#### [Source excerpt]

>> start

Where it’s beneficial, state utilities in Sub-Saharan Africa can leverage distributed private-sector business models to extend the grid to areas without electricity access or make critical upgrades —without going further into debt.

In the industrialized world, public electric utilities in regulated markets are tasked with a universal service mandate, an obligation to extend and maintain service to all customers in their service territory.

In contrast (with a few notable exceptions) their Sub-Saharan African counterparts are either unregulated, are not necessarily obligated to provide universal service, have such serious cost-recovery issues that they cannot fulfil the obligation, or face unenforced or unfunded mandates to maintain and extend service to new customers.

Power for All’s Energy Access Target Tracker shows that less than 30 percent of Sub-Saharan African countries have stated rural electrification targets.

But even for utilities that are actively trying to connect rural customers, last mile distribution and rural grid extension are notoriously difficult and expensive, notwithstanding existing system reliability issues and line loss rates.

Simply put, they either don’t face or cannot meet a universal service mandate through business-as-usual operations, leaving more than 600 million potential customers across the continent on the table and in the dark, including 110 million living directly beneath existing grid infrastructure.

Fiscal woes

Part of the problem is that all but two of Sub-Saharan Africa’s public electric utilities run quasi-fiscal deficits between their capital/operating expenses and cash collected.

>> end

#### [Written task 1]
Transcribe the passage on Sub-Saharan African utilities, starting at "Power for All’s" and ending at "and cash collected.".
#### [Written task 2]
Decide whether each statement agrees with the passage on Sub-Saharan African utilities. Answer yes or no for each, and quote the words of the passage that decide it. (a) Fewer than 30 percent of Sub-Saharan African countries have stated rural electrification targets. (b) Public electric utilities in regulated markets of the industrialized world have no obligation to serve every customer in their territory. (c) Every public electric utility in Sub-Saharan Africa runs a quasi-fiscal deficit.
Use only the passage on Sub-Saharan African utilities when you respond.

#### [Data]
>> start

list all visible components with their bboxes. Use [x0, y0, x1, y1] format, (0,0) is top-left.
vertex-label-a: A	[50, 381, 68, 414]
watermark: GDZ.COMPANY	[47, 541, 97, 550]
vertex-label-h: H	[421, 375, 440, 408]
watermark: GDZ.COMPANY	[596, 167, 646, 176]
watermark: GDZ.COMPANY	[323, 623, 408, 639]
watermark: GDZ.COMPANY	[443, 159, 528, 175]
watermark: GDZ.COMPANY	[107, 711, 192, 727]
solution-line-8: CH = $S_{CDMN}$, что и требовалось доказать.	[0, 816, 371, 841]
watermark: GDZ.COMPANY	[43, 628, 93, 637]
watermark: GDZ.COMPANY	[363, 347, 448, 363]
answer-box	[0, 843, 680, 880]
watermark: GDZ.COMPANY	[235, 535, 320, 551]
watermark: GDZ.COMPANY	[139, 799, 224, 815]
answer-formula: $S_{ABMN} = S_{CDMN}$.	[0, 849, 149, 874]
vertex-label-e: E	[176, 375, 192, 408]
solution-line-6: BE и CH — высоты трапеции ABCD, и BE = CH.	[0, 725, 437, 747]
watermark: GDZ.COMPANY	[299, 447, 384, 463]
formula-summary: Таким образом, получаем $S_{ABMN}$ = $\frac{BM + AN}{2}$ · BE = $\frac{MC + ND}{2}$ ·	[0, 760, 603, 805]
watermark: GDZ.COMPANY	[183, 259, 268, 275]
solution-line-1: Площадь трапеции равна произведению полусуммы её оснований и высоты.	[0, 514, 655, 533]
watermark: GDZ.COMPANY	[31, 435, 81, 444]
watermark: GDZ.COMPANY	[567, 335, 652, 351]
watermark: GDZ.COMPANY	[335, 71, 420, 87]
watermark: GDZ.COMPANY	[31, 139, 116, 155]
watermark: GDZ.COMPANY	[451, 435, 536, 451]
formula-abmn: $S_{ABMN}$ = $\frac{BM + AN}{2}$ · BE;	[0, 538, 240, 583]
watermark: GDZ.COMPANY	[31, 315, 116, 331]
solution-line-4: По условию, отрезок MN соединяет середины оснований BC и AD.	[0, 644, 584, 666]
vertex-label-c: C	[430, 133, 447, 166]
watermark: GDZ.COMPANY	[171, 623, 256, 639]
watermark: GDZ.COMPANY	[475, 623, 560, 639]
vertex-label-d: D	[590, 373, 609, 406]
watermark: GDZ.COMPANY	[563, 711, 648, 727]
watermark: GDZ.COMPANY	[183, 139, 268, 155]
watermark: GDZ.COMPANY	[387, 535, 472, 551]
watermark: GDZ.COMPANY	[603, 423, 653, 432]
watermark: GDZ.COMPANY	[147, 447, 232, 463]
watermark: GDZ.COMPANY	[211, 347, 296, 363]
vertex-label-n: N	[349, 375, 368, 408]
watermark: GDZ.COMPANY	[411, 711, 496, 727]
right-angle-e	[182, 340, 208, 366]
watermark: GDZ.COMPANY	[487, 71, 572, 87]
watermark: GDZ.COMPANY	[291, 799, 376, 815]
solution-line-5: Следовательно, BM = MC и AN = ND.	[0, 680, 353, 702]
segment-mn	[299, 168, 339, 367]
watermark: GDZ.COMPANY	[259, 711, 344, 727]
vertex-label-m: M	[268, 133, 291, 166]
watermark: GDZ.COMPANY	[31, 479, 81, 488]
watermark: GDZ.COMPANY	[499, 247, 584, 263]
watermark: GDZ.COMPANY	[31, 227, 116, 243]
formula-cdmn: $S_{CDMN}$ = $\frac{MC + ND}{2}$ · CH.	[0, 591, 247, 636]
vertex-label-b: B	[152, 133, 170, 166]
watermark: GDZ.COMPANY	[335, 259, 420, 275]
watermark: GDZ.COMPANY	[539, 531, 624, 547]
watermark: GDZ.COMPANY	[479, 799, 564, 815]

>> end

#### [Task output 1]
Power for All’s Energy Access Target Tracker shows that less than 30 percent of Sub-Saharan African countries have stated rural electrification targets.

But even for utilities that are actively trying to connect rural customers, last mile distribution and rural grid extension are notoriously difficult and expensive, notwithstanding existing system reliability issues and line loss rates.

Simply put, they either don’t face or cannot meet a universal service mandate through business-as-usual operations, leaving more than 600 million potential customers across the continent on the table and in the dark, including 110 million living directly beneath existing grid infrastructure.

Fiscal woes

Part of the problem is that all but two of Sub-Saharan Africa’s public electric utilities run quasi-fiscal deficits between their capital/operating expenses and cash collected.

#### [Task output 2]
(a) Yes: "less than 30 percent of Sub-Saharan African countries have stated rural electrification targets"
(b) No: "tasked with a universal service mandate, an obligation to extend and maintain service to all customers in their service territory"
(c) No: "all but two of Sub-Saharan Africa’s public electric utilities run quasi-fiscal deficits"